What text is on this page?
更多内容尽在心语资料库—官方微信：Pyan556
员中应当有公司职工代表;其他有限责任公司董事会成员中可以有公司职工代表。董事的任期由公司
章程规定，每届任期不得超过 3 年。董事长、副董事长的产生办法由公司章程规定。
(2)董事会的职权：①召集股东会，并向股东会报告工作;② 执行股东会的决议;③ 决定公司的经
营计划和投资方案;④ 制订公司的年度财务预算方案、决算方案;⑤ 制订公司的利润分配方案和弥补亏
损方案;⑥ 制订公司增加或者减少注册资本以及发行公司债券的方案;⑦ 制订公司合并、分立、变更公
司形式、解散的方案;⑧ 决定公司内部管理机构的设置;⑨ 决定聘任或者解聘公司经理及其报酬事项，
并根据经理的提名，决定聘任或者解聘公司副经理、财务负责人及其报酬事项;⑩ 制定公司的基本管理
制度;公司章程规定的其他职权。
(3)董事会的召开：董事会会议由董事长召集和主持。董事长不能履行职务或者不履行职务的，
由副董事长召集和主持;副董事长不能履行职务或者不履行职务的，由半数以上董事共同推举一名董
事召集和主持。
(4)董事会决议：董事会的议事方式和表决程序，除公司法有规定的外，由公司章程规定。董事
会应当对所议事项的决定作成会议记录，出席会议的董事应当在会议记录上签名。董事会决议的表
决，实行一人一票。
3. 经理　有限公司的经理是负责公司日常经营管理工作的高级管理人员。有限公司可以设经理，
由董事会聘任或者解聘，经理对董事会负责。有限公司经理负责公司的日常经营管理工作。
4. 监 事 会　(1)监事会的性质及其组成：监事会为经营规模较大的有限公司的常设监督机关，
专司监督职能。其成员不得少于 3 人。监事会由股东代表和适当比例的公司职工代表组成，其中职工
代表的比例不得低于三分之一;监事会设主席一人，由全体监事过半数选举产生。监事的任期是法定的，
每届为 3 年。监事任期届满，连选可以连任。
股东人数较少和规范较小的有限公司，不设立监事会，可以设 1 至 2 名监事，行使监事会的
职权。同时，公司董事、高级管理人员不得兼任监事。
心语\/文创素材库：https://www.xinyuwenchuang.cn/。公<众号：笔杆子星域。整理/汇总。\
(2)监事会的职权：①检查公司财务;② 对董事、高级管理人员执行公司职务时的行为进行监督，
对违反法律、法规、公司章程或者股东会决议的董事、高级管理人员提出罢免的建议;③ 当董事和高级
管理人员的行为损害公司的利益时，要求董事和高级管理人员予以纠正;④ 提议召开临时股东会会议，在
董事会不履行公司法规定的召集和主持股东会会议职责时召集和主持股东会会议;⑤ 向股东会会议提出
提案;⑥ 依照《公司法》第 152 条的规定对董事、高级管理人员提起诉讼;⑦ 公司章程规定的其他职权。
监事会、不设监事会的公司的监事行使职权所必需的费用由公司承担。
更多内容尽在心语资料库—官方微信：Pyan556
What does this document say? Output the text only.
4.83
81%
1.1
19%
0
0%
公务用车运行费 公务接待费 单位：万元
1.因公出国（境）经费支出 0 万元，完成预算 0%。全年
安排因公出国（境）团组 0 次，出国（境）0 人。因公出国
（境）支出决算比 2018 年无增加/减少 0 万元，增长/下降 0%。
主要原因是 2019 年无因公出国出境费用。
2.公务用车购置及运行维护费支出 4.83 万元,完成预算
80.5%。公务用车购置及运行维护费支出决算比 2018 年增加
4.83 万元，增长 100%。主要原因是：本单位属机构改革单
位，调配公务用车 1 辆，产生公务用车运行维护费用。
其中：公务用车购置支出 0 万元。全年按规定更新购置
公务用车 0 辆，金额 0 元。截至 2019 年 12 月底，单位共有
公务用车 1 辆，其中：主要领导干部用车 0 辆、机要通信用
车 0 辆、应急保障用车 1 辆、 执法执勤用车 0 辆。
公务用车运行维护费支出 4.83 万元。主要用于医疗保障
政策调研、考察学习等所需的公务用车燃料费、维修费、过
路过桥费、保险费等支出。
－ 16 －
- - -
## STATED PROBLEM
Transcribe all of the entries without altering anything.

## IN RESPONSE
What text is on this page?
更多内容尽在心语资料库—官方微信：Pyan556
员中应当有公司职工代表;其他有限责任公司董事会成员中可以有公司职工代表。董事的任期由公司
章程规定，每届任期不得超过 3 年。董事长、副董事长的产生办法由公司章程规定。
(2)董事会的职权：①召集股东会，并向股东会报告工作;② 执行股东会的决议;③ 决定公司的经
营计划和投资方案;④ 制订公司的年度财务预算方案、决算方案;⑤ 制订公司的利润分配方案和弥补亏
损方案;⑥ 制订公司增加或者减少注册资本以及发行公司债券的方案;⑦ 制订公司合并、分立、变更公
司形式、解散的方案;⑧ 决定公司内部管理机构的设置;⑨ 决定聘任或者解聘公司经理及其报酬事项，
并根据经理的提名，决定聘任或者解聘公司副经理、财务负责人及其报酬事项;⑩ 制定公司的基本管理
制度;公司章程规定的其他职权。
(3)董事会的召开：董事会会议由董事长召集和主持。董事长不能履行职务或者不履行职务的，
由副董事长召集和主持;副董事长不能履行职务或者不履行职务的，由半数以上董事共同推举一名董
事召集和主持。
(4)董事会决议：董事会的议事方式和表决程序，除公司法有规定的外，由公司章程规定。董事
会应当对所议事项的决定作成会议记录，出席会议的董事应当在会议记录上签名。董事会决议的表
决，实行一人一票。
3. 经理　有限公司的经理是负责公司日常经营管理工作的高级管理人员。有限公司可以设经理，
由董事会聘任或者解聘，经理对董事会负责。有限公司经理负责公司的日常经营管理工作。
4. 监 事 会　(1)监事会的性质及其组成：监事会为经营规模较大的有限公司的常设监督机关，
专司监督职能。其成员不得少于 3 人。监事会由股东代表和适当比例的公司职工代表组成，其中职工
代表的比例不得低于三分之一;监事会设主席一人，由全体监事过半数选举产生。监事的任期是法定的，
每届为 3 年。监事任期届满，连选可以连任。
股东人数较少和规范较小的有限公司，不设立监事会，可以设 1 至 2 名监事，行使监事会的
职权。同时，公司董事、高级管理人员不得兼任监事。
心语\/文创素材库：https://www.xinyuwenchuang.cn/。公<众号：笔杆子星域。整理/汇总。\
(2)监事会的职权：①检查公司财务;② 对董事、高级管理人员执行公司职务时的行为进行监督，
对违反法律、法规、公司章程或者股东会决议的董事、高级管理人员提出罢免的建议;③ 当董事和高级
管理人员的行为损害公司的利益时，要求董事和高级管理人员予以纠正;④ 提议召开临时股东会会议，在
董事会不履行公司法规定的召集和主持股东会会议职责时召集和主持股东会会议;⑤ 向股东会会议提出
提案;⑥ 依照《公司法》第 152 条的规定对董事、高级管理人员提起诉讼;⑦ 公司章程规定的其他职权。
监事会、不设监事会的公司的监事行使职权所必需的费用由公司承担。
更多内容尽在心语资料库—官方微信：Pyan556
What does this document say? Output the text only.
4.83
81%
1.1
19%
0
0%
公务用车运行费 公务接待费 单位：万元
1.因公出国（境）经费支出 0 万元，完成预算 0%。全年
安排因公出国（境）团组 0 次，出国（境）0 人。因公出国
（境）支出决算比 2018 年无增加/减少 0 万元，增长/下降 0%。
主要原因是 2019 年无因公出国出境费用。
2.公务用车购置及运行维护费支出 4.83 万元,完成预算
80.5%。公务用车购置及运行维护费支出决算比 2018 年增加
4.83 万元，增长 100%。主要原因是：本单位属机构改革单
位，调配公务用车 1 辆，产生公务用车运行维护费用。
其中：公务用车购置支出 0 万元。全年按规定更新购置
公务用车 0 辆，金额 0 元。截至 2019 年 12 月底，单位共有
公务用车 1 辆，其中：主要领导干部用车 0 辆、机要通信用
车 0 辆、应急保障用车 1 辆、 执法执勤用车 0 辆。
公务用车运行维护费支出 4.83 万元。主要用于医疗保障
政策调研、考察学习等所需的公务用车燃料费、维修费、过
路过桥费、保险费等支出。
－ 16 －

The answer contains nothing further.